╭──
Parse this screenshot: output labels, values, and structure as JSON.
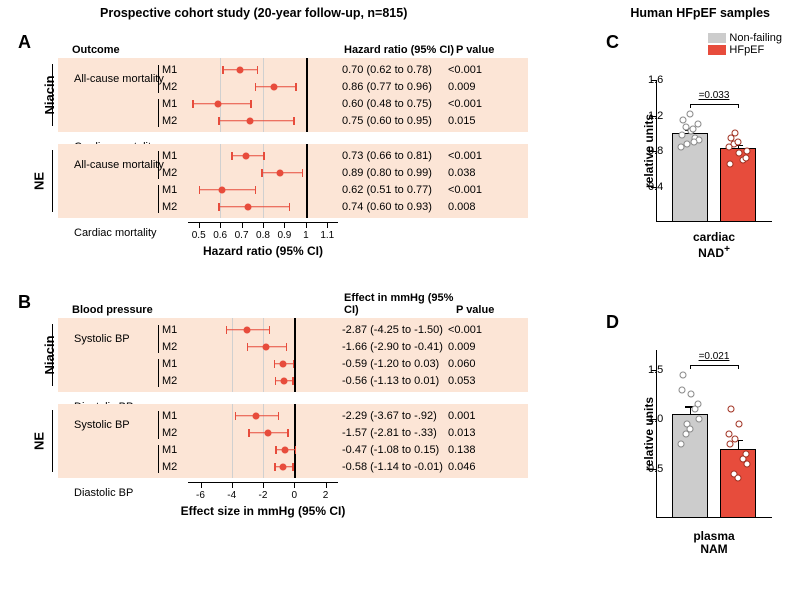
{
  "titles": {
    "left": "Prospective cohort study (20-year follow-up, n=815)",
    "right": "Human HFpEF samples"
  },
  "panelA": {
    "label": "A",
    "header": {
      "outcome": "Outcome",
      "hr": "Hazard ratio (95% CI)",
      "p": "P value"
    },
    "x": {
      "label": "Hazard ratio (95% CI)",
      "min": 0.45,
      "max": 1.15,
      "ticks": [
        0.5,
        0.6,
        0.7,
        0.8,
        0.9,
        1.0,
        1.1
      ],
      "grid": [
        0.6,
        0.8
      ],
      "ref": 1.0
    },
    "groups": [
      {
        "name": "Niacin",
        "rows": [
          {
            "outcome": "All-cause mortality",
            "model": "M1",
            "pt": 0.7,
            "lo": 0.62,
            "hi": 0.78,
            "txt": "0.70 (0.62 to 0.78)",
            "p": "<0.001"
          },
          {
            "outcome": "",
            "model": "M2",
            "pt": 0.86,
            "lo": 0.77,
            "hi": 0.96,
            "txt": "0.86 (0.77 to 0.96)",
            "p": "0.009"
          },
          {
            "outcome": "Cardiac mortality",
            "model": "M1",
            "pt": 0.6,
            "lo": 0.48,
            "hi": 0.75,
            "txt": "0.60 (0.48 to 0.75)",
            "p": "<0.001"
          },
          {
            "outcome": "",
            "model": "M2",
            "pt": 0.75,
            "lo": 0.6,
            "hi": 0.95,
            "txt": "0.75 (0.60 to 0.95)",
            "p": "0.015"
          }
        ]
      },
      {
        "name": "NE",
        "rows": [
          {
            "outcome": "All-cause mortality",
            "model": "M1",
            "pt": 0.73,
            "lo": 0.66,
            "hi": 0.81,
            "txt": "0.73 (0.66 to 0.81)",
            "p": "<0.001"
          },
          {
            "outcome": "",
            "model": "M2",
            "pt": 0.89,
            "lo": 0.8,
            "hi": 0.99,
            "txt": "0.89 (0.80 to 0.99)",
            "p": "0.038"
          },
          {
            "outcome": "Cardiac mortality",
            "model": "M1",
            "pt": 0.62,
            "lo": 0.51,
            "hi": 0.77,
            "txt": "0.62 (0.51 to 0.77)",
            "p": "<0.001"
          },
          {
            "outcome": "",
            "model": "M2",
            "pt": 0.74,
            "lo": 0.6,
            "hi": 0.93,
            "txt": "0.74 (0.60 to 0.93)",
            "p": "0.008"
          }
        ]
      }
    ]
  },
  "panelB": {
    "label": "B",
    "header": {
      "outcome": "Blood pressure",
      "hr": "Effect in mmHg (95% CI)",
      "p": "P value"
    },
    "x": {
      "label": "Effect size in mmHg (95% CI)",
      "min": -6.8,
      "max": 2.8,
      "ticks": [
        -6,
        -4,
        -2,
        0,
        2
      ],
      "grid": [
        -4,
        -2
      ],
      "ref": 0
    },
    "groups": [
      {
        "name": "Niacin",
        "rows": [
          {
            "outcome": "Systolic BP",
            "model": "M1",
            "pt": -2.87,
            "lo": -4.25,
            "hi": -1.5,
            "txt": "-2.87 (-4.25 to -1.50)",
            "p": "<0.001"
          },
          {
            "outcome": "",
            "model": "M2",
            "pt": -1.66,
            "lo": -2.9,
            "hi": -0.41,
            "txt": "-1.66 (-2.90 to -0.41)",
            "p": "0.009"
          },
          {
            "outcome": "Diastolic BP",
            "model": "M1",
            "pt": -0.59,
            "lo": -1.2,
            "hi": 0.03,
            "txt": "-0.59 (-1.20 to 0.03)",
            "p": "0.060"
          },
          {
            "outcome": "",
            "model": "M2",
            "pt": -0.56,
            "lo": -1.13,
            "hi": 0.01,
            "txt": "-0.56 (-1.13 to 0.01)",
            "p": "0.053"
          }
        ]
      },
      {
        "name": "NE",
        "rows": [
          {
            "outcome": "Systolic BP",
            "model": "M1",
            "pt": -2.29,
            "lo": -3.67,
            "hi": -0.92,
            "txt": "-2.29 (-3.67 to -.92)",
            "p": "0.001"
          },
          {
            "outcome": "",
            "model": "M2",
            "pt": -1.57,
            "lo": -2.81,
            "hi": -0.33,
            "txt": "-1.57 (-2.81 to -.33)",
            "p": "0.013"
          },
          {
            "outcome": "Diastolic BP",
            "model": "M1",
            "pt": -0.47,
            "lo": -1.08,
            "hi": 0.15,
            "txt": "-0.47 (-1.08 to 0.15)",
            "p": "0.138"
          },
          {
            "outcome": "",
            "model": "M2",
            "pt": -0.58,
            "lo": -1.14,
            "hi": -0.01,
            "txt": "-0.58 (-1.14 to -0.01)",
            "p": "0.046"
          }
        ]
      }
    ]
  },
  "panelC": {
    "label": "C",
    "legend": [
      {
        "label": "Non-failing",
        "color": "#cccccc",
        "border": "#888888"
      },
      {
        "label": "HFpEF",
        "color": "#e74c3c",
        "border": "#a03020"
      }
    ],
    "y": {
      "label": "relative units",
      "min": 0,
      "max": 1.6,
      "ticks": [
        0.4,
        0.8,
        1.2,
        1.6
      ]
    },
    "x_label": "cardiac\nNAD⁺",
    "sig": "0.033",
    "bars": [
      {
        "mean": 1.0,
        "sem": 0.04,
        "color": "#cccccc",
        "border": "#888888",
        "dots": [
          1.15,
          1.02,
          0.95,
          1.07,
          0.88,
          0.92,
          0.98,
          1.22,
          1.1,
          0.85,
          1.05,
          0.9
        ]
      },
      {
        "mean": 0.83,
        "sem": 0.04,
        "color": "#e74c3c",
        "border": "#a03020",
        "dots": [
          0.95,
          0.78,
          0.7,
          0.88,
          1.0,
          0.8,
          0.65,
          0.9,
          0.72,
          0.85
        ]
      }
    ]
  },
  "panelD": {
    "label": "D",
    "y": {
      "label": "relative units",
      "min": 0,
      "max": 1.7,
      "ticks": [
        0.5,
        1.0,
        1.5
      ]
    },
    "x_label": "plasma\nNAM",
    "sig": "0.021",
    "bars": [
      {
        "mean": 1.05,
        "sem": 0.08,
        "color": "#cccccc",
        "border": "#888888",
        "dots": [
          1.45,
          1.25,
          1.1,
          0.85,
          0.95,
          1.0,
          1.3,
          0.9,
          1.15,
          0.75
        ]
      },
      {
        "mean": 0.7,
        "sem": 0.09,
        "color": "#e74c3c",
        "border": "#a03020",
        "dots": [
          1.1,
          0.95,
          0.6,
          0.45,
          0.8,
          0.55,
          0.75,
          0.4,
          0.65,
          0.85
        ]
      }
    ]
  },
  "colors": {
    "accent": "#e74c3c",
    "block": "#fce5d6"
  }
}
╰──
• [TASK PROMPT]: Without including the pictures, return each record above exactly as it stands.

• [OUTPUT BELOW]:
Parse this screenshot: output labels, values, and structure as JSON.
{
  "titles": {
    "left": "Prospective cohort study (20-year follow-up, n=815)",
    "right": "Human HFpEF samples"
  },
  "panelA": {
    "label": "A",
    "header": {
      "outcome": "Outcome",
      "hr": "Hazard ratio (95% CI)",
      "p": "P value"
    },
    "x": {
      "label": "Hazard ratio (95% CI)",
      "min": 0.45,
      "max": 1.15,
      "ticks": [
        0.5,
        0.6,
        0.7,
        0.8,
        0.9,
        1.0,
        1.1
      ],
      "grid": [
        0.6,
        0.8
      ],
      "ref": 1.0
    },
    "groups": [
      {
        "name": "Niacin",
        "rows": [
          {
            "outcome": "All-cause mortality",
            "model": "M1",
            "pt": 0.7,
            "lo": 0.62,
            "hi": 0.78,
            "txt": "0.70 (0.62 to 0.78)",
            "p": "<0.001"
          },
          {
            "outcome": "",
            "model": "M2",
            "pt": 0.86,
            "lo": 0.77,
            "hi": 0.96,
            "txt": "0.86 (0.77 to 0.96)",
            "p": "0.009"
          },
          {
            "outcome": "Cardiac mortality",
            "model": "M1",
            "pt": 0.6,
            "lo": 0.48,
            "hi": 0.75,
            "txt": "0.60 (0.48 to 0.75)",
            "p": "<0.001"
          },
          {
            "outcome": "",
            "model": "M2",
            "pt": 0.75,
            "lo": 0.6,
            "hi": 0.95,
            "txt": "0.75 (0.60 to 0.95)",
            "p": "0.015"
          }
        ]
      },
      {
        "name": "NE",
        "rows": [
          {
            "outcome": "All-cause mortality",
            "model": "M1",
            "pt": 0.73,
            "lo": 0.66,
            "hi": 0.81,
            "txt": "0.73 (0.66 to 0.81)",
            "p": "<0.001"
          },
          {
            "outcome": "",
            "model": "M2",
            "pt": 0.89,
            "lo": 0.8,
            "hi": 0.99,
            "txt": "0.89 (0.80 to 0.99)",
            "p": "0.038"
          },
          {
            "outcome": "Cardiac mortality",
            "model": "M1",
            "pt": 0.62,
            "lo": 0.51,
            "hi": 0.77,
            "txt": "0.62 (0.51 to 0.77)",
            "p": "<0.001"
          },
          {
            "outcome": "",
            "model": "M2",
            "pt": 0.74,
            "lo": 0.6,
            "hi": 0.93,
            "txt": "0.74 (0.60 to 0.93)",
            "p": "0.008"
          }
        ]
      }
    ]
  },
  "panelB": {
    "label": "B",
    "header": {
      "outcome": "Blood pressure",
      "hr": "Effect in mmHg (95% CI)",
      "p": "P value"
    },
    "x": {
      "label": "Effect size in mmHg (95% CI)",
      "min": -6.8,
      "max": 2.8,
      "ticks": [
        -6,
        -4,
        -2,
        0,
        2
      ],
      "grid": [
        -4,
        -2
      ],
      "ref": 0
    },
    "groups": [
      {
        "name": "Niacin",
        "rows": [
          {
            "outcome": "Systolic BP",
            "model": "M1",
            "pt": -2.87,
            "lo": -4.25,
            "hi": -1.5,
            "txt": "-2.87 (-4.25 to -1.50)",
            "p": "<0.001"
          },
          {
            "outcome": "",
            "model": "M2",
            "pt": -1.66,
            "lo": -2.9,
            "hi": -0.41,
            "txt": "-1.66 (-2.90 to -0.41)",
            "p": "0.009"
          },
          {
            "outcome": "Diastolic BP",
            "model": "M1",
            "pt": -0.59,
            "lo": -1.2,
            "hi": 0.03,
            "txt": "-0.59 (-1.20 to 0.03)",
            "p": "0.060"
          },
          {
            "outcome": "",
            "model": "M2",
            "pt": -0.56,
            "lo": -1.13,
            "hi": 0.01,
            "txt": "-0.56 (-1.13 to 0.01)",
            "p": "0.053"
          }
        ]
      },
      {
        "name": "NE",
        "rows": [
          {
            "outcome": "Systolic BP",
            "model": "M1",
            "pt": -2.29,
            "lo": -3.67,
            "hi": -0.92,
            "txt": "-2.29 (-3.67 to -.92)",
            "p": "0.001"
          },
          {
            "outcome": "",
            "model": "M2",
            "pt": -1.57,
            "lo": -2.81,
            "hi": -0.33,
            "txt": "-1.57 (-2.81 to -.33)",
            "p": "0.013"
          },
          {
            "outcome": "Diastolic BP",
            "model": "M1",
            "pt": -0.47,
            "lo": -1.08,
            "hi": 0.15,
            "txt": "-0.47 (-1.08 to 0.15)",
            "p": "0.138"
          },
          {
            "outcome": "",
            "model": "M2",
            "pt": -0.58,
            "lo": -1.14,
            "hi": -0.01,
            "txt": "-0.58 (-1.14 to -0.01)",
            "p": "0.046"
          }
        ]
      }
    ]
  },
  "panelC": {
    "label": "C",
    "legend": [
      {
        "label": "Non-failing",
        "color": "#cccccc",
        "border": "#888888"
      },
      {
        "label": "HFpEF",
        "color": "#e74c3c",
        "border": "#a03020"
      }
    ],
    "y": {
      "label": "relative units",
      "min": 0,
      "max": 1.6,
      "ticks": [
        0.4,
        0.8,
        1.2,
        1.6
      ]
    },
    "x_label": "cardiac\nNAD⁺",
    "sig": "0.033",
    "bars": [
      {
        "mean": 1.0,
        "sem": 0.04,
        "color": "#cccccc",
        "border": "#888888",
        "dots": [
          1.15,
          1.02,
          0.95,
          1.07,
          0.88,
          0.92,
          0.98,
          1.22,
          1.1,
          0.85,
          1.05,
          0.9
        ]
      },
      {
        "mean": 0.83,
        "sem": 0.04,
        "color": "#e74c3c",
        "border": "#a03020",
        "dots": [
          0.95,
          0.78,
          0.7,
          0.88,
          1.0,
          0.8,
          0.65,
          0.9,
          0.72,
          0.85
        ]
      }
    ]
  },
  "panelD": {
    "label": "D",
    "y": {
      "label": "relative units",
      "min": 0,
      "max": 1.7,
      "ticks": [
        0.5,
        1.0,
        1.5
      ]
    },
    "x_label": "plasma\nNAM",
    "sig": "0.021",
    "bars": [
      {
        "mean": 1.05,
        "sem": 0.08,
        "color": "#cccccc",
        "border": "#888888",
        "dots": [
          1.45,
          1.25,
          1.1,
          0.85,
          0.95,
          1.0,
          1.3,
          0.9,
          1.15,
          0.75
        ]
      },
      {
        "mean": 0.7,
        "sem": 0.09,
        "color": "#e74c3c",
        "border": "#a03020",
        "dots": [
          1.1,
          0.95,
          0.6,
          0.45,
          0.8,
          0.55,
          0.75,
          0.4,
          0.65,
          0.85
        ]
      }
    ]
  },
  "colors": {
    "accent": "#e74c3c",
    "block": "#fce5d6"
  }
}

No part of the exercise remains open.